§ Aim of the exercise: In the data below, can you render as a numbered list, skipping any blank lines, only the lines from the one containing "y-tick-label: -2500 — [7, 208, 38, 218]" up to and including the one containing "Localize all elements."?

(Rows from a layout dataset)
# # #
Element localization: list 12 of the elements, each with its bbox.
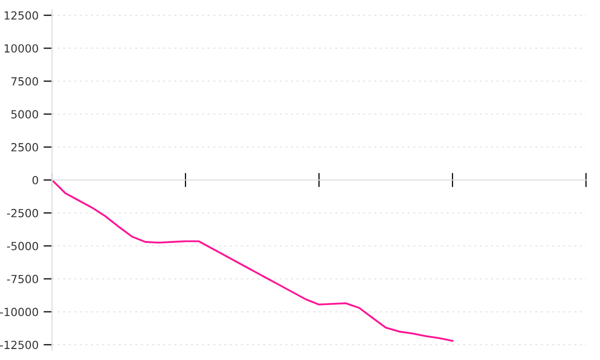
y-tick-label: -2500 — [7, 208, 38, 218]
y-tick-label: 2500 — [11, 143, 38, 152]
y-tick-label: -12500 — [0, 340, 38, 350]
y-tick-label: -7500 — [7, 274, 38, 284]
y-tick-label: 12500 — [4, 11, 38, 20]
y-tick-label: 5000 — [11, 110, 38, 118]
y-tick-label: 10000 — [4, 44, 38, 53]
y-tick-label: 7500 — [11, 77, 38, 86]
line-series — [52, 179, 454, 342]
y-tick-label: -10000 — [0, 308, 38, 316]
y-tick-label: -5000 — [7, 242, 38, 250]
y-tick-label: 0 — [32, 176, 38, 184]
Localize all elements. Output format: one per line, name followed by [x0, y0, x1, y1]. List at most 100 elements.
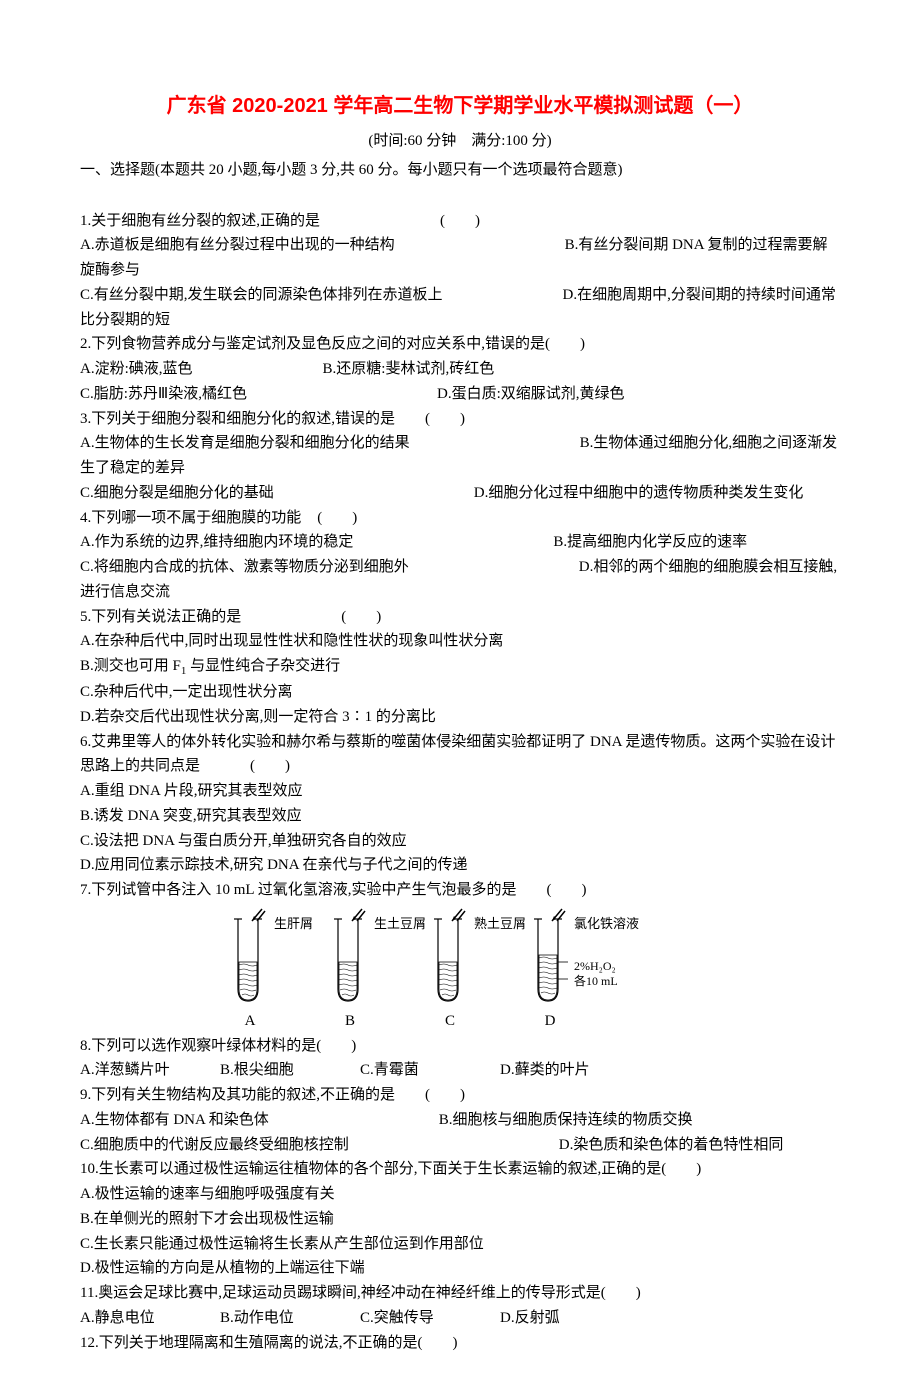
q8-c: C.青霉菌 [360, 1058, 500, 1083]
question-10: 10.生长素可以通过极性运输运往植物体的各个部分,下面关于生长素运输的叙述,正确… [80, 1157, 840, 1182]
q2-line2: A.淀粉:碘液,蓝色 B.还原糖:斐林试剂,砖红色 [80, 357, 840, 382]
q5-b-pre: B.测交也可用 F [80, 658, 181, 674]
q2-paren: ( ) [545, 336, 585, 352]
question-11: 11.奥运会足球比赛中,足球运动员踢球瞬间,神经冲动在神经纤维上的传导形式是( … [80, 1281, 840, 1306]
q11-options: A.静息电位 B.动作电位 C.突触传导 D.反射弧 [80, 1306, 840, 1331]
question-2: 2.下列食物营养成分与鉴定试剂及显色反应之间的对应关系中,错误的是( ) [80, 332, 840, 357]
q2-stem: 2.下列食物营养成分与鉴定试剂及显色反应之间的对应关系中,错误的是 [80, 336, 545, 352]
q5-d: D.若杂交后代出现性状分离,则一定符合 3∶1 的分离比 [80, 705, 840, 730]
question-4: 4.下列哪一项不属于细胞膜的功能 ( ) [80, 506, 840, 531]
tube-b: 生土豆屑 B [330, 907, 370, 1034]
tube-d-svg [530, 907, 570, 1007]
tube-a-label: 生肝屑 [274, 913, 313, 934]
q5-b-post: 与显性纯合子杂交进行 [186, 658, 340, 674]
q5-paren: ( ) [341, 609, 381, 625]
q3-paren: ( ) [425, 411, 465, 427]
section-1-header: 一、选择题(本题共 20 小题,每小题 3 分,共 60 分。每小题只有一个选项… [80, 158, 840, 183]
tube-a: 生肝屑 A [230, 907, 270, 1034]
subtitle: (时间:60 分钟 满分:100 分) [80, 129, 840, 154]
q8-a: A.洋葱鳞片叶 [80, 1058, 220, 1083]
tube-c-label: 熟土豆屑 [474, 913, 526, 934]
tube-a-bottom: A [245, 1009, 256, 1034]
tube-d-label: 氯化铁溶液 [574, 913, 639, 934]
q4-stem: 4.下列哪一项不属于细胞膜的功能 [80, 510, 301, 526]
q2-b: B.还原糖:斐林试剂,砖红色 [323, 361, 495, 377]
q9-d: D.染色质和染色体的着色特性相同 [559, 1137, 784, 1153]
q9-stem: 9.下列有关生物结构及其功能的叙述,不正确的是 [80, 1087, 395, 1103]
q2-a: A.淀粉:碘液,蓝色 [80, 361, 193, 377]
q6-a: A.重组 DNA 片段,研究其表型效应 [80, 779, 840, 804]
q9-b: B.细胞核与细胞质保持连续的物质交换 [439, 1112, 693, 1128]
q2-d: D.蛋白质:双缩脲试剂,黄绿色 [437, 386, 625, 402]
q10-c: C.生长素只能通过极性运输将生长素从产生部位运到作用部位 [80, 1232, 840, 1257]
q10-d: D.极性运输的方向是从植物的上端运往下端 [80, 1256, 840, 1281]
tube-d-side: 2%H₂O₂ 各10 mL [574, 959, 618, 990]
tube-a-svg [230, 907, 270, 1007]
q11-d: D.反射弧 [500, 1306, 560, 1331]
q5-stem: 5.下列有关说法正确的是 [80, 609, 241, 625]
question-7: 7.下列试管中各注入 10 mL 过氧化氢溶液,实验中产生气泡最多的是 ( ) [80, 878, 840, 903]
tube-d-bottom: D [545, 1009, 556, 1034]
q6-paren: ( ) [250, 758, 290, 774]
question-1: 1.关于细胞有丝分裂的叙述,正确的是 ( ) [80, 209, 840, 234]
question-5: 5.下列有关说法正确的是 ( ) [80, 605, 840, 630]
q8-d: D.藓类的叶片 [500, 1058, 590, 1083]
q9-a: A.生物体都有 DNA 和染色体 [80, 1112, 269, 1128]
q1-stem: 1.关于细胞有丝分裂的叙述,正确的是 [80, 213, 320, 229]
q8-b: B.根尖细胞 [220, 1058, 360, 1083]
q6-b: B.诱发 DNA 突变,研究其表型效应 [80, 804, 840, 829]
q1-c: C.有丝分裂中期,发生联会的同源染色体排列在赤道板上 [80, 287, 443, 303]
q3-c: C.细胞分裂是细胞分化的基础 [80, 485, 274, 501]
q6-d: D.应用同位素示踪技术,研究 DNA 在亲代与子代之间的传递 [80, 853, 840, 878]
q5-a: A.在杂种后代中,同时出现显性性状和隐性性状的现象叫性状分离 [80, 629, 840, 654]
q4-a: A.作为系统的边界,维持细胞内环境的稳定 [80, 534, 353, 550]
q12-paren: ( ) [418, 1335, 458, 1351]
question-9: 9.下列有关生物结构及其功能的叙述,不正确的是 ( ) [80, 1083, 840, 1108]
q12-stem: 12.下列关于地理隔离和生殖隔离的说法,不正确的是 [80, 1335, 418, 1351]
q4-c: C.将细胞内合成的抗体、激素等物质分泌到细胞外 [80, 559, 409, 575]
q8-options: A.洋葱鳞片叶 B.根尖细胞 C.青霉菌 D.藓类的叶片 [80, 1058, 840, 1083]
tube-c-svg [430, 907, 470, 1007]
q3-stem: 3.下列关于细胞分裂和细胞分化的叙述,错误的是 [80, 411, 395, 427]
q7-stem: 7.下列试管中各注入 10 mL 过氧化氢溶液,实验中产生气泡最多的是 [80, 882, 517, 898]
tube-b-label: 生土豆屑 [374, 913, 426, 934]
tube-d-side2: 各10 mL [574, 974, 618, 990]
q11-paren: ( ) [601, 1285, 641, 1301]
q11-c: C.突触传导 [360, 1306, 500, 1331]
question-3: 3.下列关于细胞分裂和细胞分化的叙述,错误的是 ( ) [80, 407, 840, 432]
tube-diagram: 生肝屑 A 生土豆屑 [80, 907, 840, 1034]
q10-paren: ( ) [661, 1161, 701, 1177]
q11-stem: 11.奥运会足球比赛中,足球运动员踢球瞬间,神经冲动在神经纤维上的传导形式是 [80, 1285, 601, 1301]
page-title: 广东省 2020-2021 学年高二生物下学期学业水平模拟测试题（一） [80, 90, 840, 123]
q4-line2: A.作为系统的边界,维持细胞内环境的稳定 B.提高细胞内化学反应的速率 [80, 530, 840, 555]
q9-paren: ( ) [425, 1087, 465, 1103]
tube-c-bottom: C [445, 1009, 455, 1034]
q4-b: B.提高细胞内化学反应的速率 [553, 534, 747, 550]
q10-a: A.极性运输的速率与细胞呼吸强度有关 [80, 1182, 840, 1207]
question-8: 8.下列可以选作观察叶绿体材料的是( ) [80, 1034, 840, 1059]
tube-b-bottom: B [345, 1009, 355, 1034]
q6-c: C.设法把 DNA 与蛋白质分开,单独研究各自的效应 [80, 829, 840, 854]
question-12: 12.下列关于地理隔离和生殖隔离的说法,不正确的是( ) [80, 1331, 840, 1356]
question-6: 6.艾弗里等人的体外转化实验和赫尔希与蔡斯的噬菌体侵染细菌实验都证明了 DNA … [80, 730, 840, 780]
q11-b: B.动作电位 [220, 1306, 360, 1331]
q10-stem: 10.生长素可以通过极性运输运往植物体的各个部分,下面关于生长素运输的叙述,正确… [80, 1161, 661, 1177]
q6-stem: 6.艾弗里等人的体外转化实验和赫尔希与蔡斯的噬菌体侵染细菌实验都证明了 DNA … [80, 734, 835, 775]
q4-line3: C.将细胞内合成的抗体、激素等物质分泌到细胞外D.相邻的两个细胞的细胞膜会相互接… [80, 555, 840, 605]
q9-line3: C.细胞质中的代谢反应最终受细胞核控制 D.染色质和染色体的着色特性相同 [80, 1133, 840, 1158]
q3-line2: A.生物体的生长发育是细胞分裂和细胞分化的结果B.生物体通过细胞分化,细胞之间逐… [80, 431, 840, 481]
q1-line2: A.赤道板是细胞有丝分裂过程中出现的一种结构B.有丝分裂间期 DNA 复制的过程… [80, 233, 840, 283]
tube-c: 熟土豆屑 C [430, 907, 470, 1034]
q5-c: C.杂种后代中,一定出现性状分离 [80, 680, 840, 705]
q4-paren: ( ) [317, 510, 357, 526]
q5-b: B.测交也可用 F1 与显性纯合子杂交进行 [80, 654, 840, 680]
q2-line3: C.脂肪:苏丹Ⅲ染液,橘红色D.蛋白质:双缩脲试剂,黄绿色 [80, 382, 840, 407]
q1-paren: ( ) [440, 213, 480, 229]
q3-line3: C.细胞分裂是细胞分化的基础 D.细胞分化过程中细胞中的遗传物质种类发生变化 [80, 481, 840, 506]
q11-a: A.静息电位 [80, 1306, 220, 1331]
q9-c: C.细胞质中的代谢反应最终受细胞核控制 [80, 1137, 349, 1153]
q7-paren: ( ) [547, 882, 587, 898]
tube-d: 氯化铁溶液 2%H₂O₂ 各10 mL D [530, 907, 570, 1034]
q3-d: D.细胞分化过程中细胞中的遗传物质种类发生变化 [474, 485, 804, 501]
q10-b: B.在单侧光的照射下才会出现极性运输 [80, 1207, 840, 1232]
# # #
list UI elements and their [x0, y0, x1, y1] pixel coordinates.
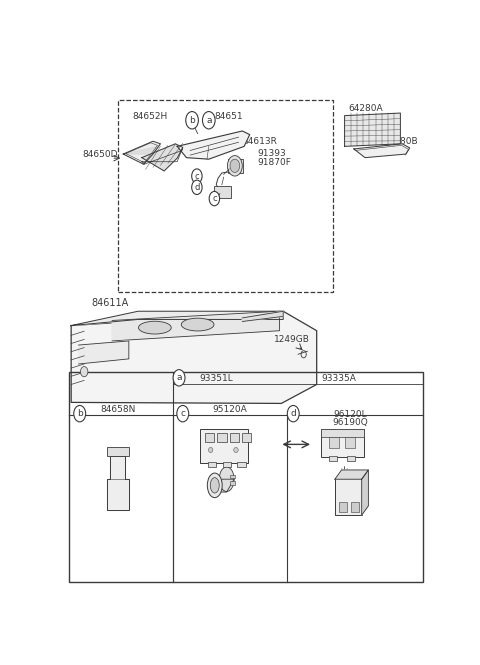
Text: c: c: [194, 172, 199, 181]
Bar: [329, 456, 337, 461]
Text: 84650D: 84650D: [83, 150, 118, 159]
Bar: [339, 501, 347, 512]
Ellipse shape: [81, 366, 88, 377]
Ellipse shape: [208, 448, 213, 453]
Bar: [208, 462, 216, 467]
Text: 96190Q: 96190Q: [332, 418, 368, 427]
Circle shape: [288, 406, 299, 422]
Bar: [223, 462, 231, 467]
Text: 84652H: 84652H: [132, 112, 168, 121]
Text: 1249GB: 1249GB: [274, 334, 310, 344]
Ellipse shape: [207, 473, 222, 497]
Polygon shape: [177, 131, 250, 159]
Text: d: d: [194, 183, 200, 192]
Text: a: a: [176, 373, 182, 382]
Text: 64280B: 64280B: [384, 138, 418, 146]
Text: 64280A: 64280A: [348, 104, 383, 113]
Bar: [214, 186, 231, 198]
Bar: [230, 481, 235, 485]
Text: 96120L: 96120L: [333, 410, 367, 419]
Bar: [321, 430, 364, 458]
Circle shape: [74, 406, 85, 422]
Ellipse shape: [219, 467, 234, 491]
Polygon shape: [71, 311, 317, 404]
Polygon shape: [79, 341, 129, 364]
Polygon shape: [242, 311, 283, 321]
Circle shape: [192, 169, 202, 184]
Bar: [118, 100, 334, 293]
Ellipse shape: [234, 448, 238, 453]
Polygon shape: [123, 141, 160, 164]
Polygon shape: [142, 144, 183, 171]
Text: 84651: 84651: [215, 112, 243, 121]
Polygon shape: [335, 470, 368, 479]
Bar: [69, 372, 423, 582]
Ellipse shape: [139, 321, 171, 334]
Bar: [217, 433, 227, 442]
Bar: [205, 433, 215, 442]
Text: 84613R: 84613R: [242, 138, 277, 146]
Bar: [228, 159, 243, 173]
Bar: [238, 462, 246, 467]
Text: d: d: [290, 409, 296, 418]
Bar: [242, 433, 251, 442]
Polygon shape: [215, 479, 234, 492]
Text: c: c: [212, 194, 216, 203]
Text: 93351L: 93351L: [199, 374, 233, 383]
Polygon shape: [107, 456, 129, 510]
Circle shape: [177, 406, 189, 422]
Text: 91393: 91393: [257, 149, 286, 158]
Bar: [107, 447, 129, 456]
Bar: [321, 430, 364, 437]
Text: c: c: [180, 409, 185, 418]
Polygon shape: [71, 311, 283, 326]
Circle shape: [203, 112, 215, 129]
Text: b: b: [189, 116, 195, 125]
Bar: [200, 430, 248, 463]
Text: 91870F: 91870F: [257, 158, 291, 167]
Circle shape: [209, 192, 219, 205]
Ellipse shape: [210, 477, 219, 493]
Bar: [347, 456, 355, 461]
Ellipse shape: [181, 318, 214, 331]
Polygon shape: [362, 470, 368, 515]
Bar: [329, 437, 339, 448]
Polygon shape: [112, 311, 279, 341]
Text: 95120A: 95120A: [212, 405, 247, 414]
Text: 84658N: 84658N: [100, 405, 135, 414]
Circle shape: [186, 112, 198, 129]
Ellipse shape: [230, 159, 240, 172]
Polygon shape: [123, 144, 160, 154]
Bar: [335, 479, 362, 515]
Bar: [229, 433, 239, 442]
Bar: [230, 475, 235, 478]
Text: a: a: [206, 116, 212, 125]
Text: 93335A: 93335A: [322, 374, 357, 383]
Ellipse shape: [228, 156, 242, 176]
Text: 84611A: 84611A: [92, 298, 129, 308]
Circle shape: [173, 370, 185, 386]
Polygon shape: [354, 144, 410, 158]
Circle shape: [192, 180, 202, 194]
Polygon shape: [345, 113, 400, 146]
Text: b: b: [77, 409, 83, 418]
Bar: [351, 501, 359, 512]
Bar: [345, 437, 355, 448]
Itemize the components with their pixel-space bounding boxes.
# # #
§ Answer for the task:
1. y-tick-label: -2500 — [7, 208, 38, 218]
2. y-tick-label: 2500 — [11, 143, 38, 152]
3. y-tick-label: -12500 — [0, 340, 38, 350]
4. y-tick-label: -7500 — [7, 274, 38, 284]
5. y-tick-label: 12500 — [4, 11, 38, 20]
6. y-tick-label: 5000 — [11, 110, 38, 118]
7. y-tick-label: 10000 — [4, 44, 38, 53]
8. y-tick-label: 7500 — [11, 77, 38, 86]
9. line-series — [52, 179, 454, 342]
10. y-tick-label: -10000 — [0, 308, 38, 316]
11. y-tick-label: -5000 — [7, 242, 38, 250]
12. y-tick-label: 0 — [32, 176, 38, 184]
13. Localize all elements. Output format: one per line, name followed by [x0, y0, x1, y1]. List at most 100 elements.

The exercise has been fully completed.